Your task | Write out each line in which the string "detached" is present.

Material to process |
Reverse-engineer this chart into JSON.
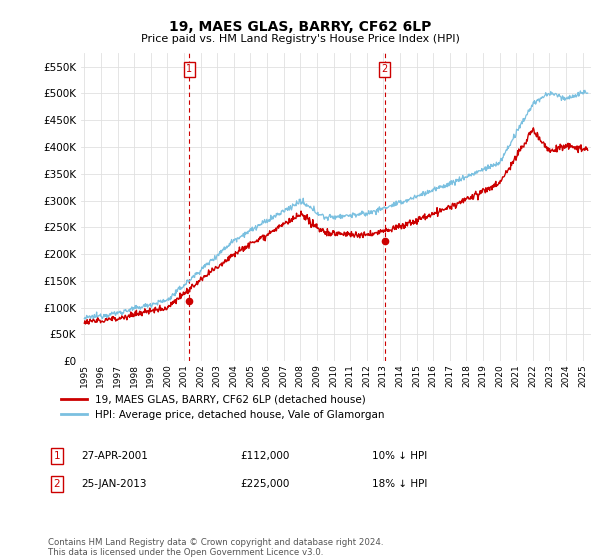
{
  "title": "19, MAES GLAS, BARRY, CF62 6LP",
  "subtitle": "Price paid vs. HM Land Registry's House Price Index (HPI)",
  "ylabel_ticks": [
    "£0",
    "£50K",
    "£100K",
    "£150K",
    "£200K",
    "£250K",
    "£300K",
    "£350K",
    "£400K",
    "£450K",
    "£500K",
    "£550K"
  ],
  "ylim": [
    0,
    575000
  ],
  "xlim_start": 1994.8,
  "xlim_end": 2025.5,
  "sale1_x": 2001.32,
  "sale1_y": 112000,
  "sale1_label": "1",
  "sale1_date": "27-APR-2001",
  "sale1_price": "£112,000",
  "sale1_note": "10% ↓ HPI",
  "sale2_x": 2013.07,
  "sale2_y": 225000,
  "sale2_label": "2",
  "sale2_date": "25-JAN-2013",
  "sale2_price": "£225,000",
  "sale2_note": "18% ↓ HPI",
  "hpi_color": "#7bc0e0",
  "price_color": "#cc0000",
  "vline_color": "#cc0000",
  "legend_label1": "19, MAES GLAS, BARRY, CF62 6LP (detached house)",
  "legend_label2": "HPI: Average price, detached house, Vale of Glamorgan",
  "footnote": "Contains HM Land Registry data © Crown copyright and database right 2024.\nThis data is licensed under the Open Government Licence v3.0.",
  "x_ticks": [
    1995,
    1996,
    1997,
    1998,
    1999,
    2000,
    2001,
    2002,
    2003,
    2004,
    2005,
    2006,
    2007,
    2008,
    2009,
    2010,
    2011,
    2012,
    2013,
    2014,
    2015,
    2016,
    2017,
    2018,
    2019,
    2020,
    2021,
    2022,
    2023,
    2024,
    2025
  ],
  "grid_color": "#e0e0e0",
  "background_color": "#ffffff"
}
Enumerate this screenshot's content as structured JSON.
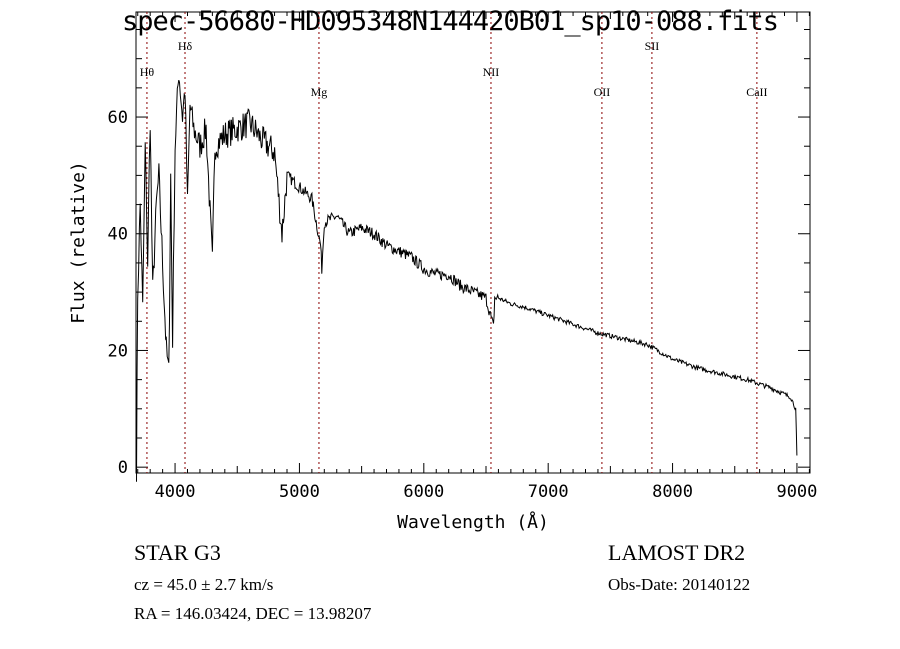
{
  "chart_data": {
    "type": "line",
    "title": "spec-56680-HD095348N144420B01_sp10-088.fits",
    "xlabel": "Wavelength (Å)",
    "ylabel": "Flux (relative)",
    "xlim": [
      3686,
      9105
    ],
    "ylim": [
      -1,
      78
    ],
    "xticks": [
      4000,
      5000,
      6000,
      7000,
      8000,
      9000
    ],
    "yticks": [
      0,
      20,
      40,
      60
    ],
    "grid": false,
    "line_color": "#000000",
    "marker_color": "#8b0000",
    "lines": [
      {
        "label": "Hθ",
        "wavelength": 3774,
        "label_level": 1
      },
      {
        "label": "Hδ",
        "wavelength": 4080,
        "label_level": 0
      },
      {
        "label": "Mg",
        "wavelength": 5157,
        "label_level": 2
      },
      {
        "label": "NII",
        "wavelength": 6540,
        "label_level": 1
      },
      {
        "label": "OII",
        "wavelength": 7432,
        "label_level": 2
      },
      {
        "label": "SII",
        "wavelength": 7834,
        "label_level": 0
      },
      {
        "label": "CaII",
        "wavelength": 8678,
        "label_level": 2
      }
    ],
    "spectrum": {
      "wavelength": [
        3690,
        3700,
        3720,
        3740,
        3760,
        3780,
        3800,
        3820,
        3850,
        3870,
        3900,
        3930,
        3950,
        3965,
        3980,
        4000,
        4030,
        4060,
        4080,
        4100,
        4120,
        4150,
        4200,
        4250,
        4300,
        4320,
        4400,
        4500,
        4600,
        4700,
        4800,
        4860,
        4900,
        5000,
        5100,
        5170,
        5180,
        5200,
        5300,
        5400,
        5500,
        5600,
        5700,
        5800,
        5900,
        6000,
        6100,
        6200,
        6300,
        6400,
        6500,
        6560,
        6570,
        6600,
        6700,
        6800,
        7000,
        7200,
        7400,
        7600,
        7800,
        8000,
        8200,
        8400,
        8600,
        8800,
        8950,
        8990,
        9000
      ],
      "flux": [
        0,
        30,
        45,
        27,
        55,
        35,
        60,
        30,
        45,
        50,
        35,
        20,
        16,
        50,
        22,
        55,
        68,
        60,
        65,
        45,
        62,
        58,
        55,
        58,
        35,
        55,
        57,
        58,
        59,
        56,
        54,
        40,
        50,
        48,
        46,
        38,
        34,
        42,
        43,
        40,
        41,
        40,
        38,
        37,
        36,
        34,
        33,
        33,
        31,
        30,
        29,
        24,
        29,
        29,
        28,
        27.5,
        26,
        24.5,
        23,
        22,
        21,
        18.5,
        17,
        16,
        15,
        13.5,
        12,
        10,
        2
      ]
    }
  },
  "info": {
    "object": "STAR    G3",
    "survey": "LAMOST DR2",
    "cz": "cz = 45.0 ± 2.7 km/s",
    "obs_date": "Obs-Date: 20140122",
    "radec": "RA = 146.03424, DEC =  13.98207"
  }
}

The solution |
  "legend_label1": "19, MAES GLAS, BARRY, CF62 6LP (detached house)",
  "legend_label2": "HPI: Average price, detached house, Vale of Glamorgan",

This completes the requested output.